-- Begin Data records --

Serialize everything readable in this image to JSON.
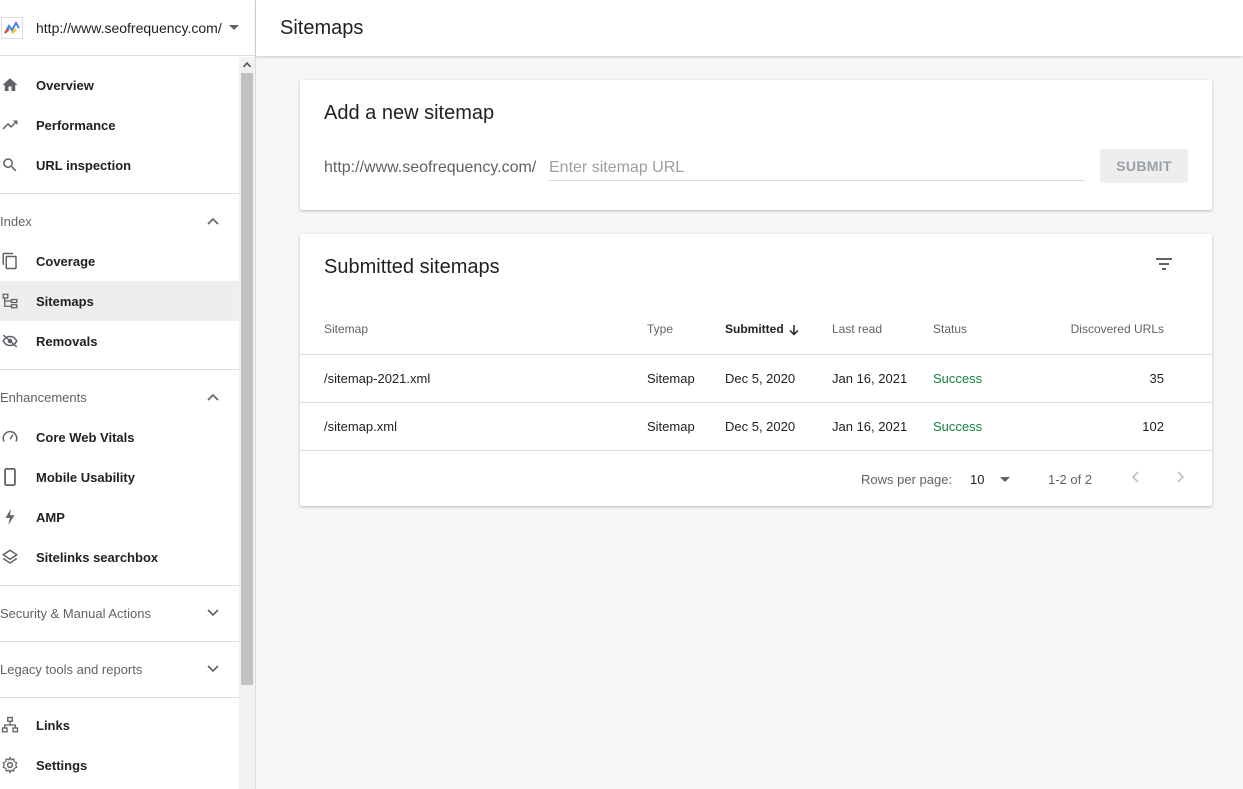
{
  "property": {
    "url": "http://www.seofrequency.com/"
  },
  "header": {
    "title": "Sitemaps"
  },
  "nav": {
    "top_items": [
      {
        "label": "Overview",
        "icon": "home-icon"
      },
      {
        "label": "Performance",
        "icon": "trending-up-icon"
      },
      {
        "label": "URL inspection",
        "icon": "search-icon"
      }
    ],
    "index": {
      "label": "Index",
      "items": [
        {
          "label": "Coverage",
          "icon": "copy-icon"
        },
        {
          "label": "Sitemaps",
          "icon": "sitemap-icon",
          "active": true
        },
        {
          "label": "Removals",
          "icon": "eye-off-icon"
        }
      ]
    },
    "enhancements": {
      "label": "Enhancements",
      "items": [
        {
          "label": "Core Web Vitals",
          "icon": "speedometer-icon"
        },
        {
          "label": "Mobile Usability",
          "icon": "phone-icon"
        },
        {
          "label": "AMP",
          "icon": "bolt-icon"
        },
        {
          "label": "Sitelinks searchbox",
          "icon": "layers-icon"
        }
      ]
    },
    "security": {
      "label": "Security & Manual Actions"
    },
    "legacy": {
      "label": "Legacy tools and reports"
    },
    "bottom_items": [
      {
        "label": "Links",
        "icon": "links-icon"
      },
      {
        "label": "Settings",
        "icon": "gear-icon"
      }
    ]
  },
  "add_sitemap": {
    "title": "Add a new sitemap",
    "prefix": "http://www.seofrequency.com/",
    "placeholder": "Enter sitemap URL",
    "value": "",
    "submit_label": "SUBMIT"
  },
  "submitted": {
    "title": "Submitted sitemaps",
    "columns": [
      "Sitemap",
      "Type",
      "Submitted",
      "Last read",
      "Status",
      "Discovered URLs"
    ],
    "rows": [
      {
        "sitemap": "/sitemap-2021.xml",
        "type": "Sitemap",
        "submitted": "Dec 5, 2020",
        "last_read": "Jan 16, 2021",
        "status": "Success",
        "discovered": "35"
      },
      {
        "sitemap": "/sitemap.xml",
        "type": "Sitemap",
        "submitted": "Dec 5, 2020",
        "last_read": "Jan 16, 2021",
        "status": "Success",
        "discovered": "102"
      }
    ],
    "pagination": {
      "rows_per_page_label": "Rows per page:",
      "rows_per_page": "10",
      "range": "1-2 of 2"
    }
  },
  "colors": {
    "success": "#188038",
    "active_nav_bg": "#eeeeee",
    "text_primary": "#202124",
    "text_secondary": "#5f6368"
  }
}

-- End Data records --

| Instruction |
Repeat the records word for word. Any picture in them should be left out.

| Task output |
Serialize everything readable in this image to JSON.
{
  "property": {
    "url": "http://www.seofrequency.com/"
  },
  "header": {
    "title": "Sitemaps"
  },
  "nav": {
    "top_items": [
      {
        "label": "Overview",
        "icon": "home-icon"
      },
      {
        "label": "Performance",
        "icon": "trending-up-icon"
      },
      {
        "label": "URL inspection",
        "icon": "search-icon"
      }
    ],
    "index": {
      "label": "Index",
      "items": [
        {
          "label": "Coverage",
          "icon": "copy-icon"
        },
        {
          "label": "Sitemaps",
          "icon": "sitemap-icon",
          "active": true
        },
        {
          "label": "Removals",
          "icon": "eye-off-icon"
        }
      ]
    },
    "enhancements": {
      "label": "Enhancements",
      "items": [
        {
          "label": "Core Web Vitals",
          "icon": "speedometer-icon"
        },
        {
          "label": "Mobile Usability",
          "icon": "phone-icon"
        },
        {
          "label": "AMP",
          "icon": "bolt-icon"
        },
        {
          "label": "Sitelinks searchbox",
          "icon": "layers-icon"
        }
      ]
    },
    "security": {
      "label": "Security & Manual Actions"
    },
    "legacy": {
      "label": "Legacy tools and reports"
    },
    "bottom_items": [
      {
        "label": "Links",
        "icon": "links-icon"
      },
      {
        "label": "Settings",
        "icon": "gear-icon"
      }
    ]
  },
  "add_sitemap": {
    "title": "Add a new sitemap",
    "prefix": "http://www.seofrequency.com/",
    "placeholder": "Enter sitemap URL",
    "value": "",
    "submit_label": "SUBMIT"
  },
  "submitted": {
    "title": "Submitted sitemaps",
    "columns": [
      "Sitemap",
      "Type",
      "Submitted",
      "Last read",
      "Status",
      "Discovered URLs"
    ],
    "rows": [
      {
        "sitemap": "/sitemap-2021.xml",
        "type": "Sitemap",
        "submitted": "Dec 5, 2020",
        "last_read": "Jan 16, 2021",
        "status": "Success",
        "discovered": "35"
      },
      {
        "sitemap": "/sitemap.xml",
        "type": "Sitemap",
        "submitted": "Dec 5, 2020",
        "last_read": "Jan 16, 2021",
        "status": "Success",
        "discovered": "102"
      }
    ],
    "pagination": {
      "rows_per_page_label": "Rows per page:",
      "rows_per_page": "10",
      "range": "1-2 of 2"
    }
  },
  "colors": {
    "success": "#188038",
    "active_nav_bg": "#eeeeee",
    "text_primary": "#202124",
    "text_secondary": "#5f6368"
  }
}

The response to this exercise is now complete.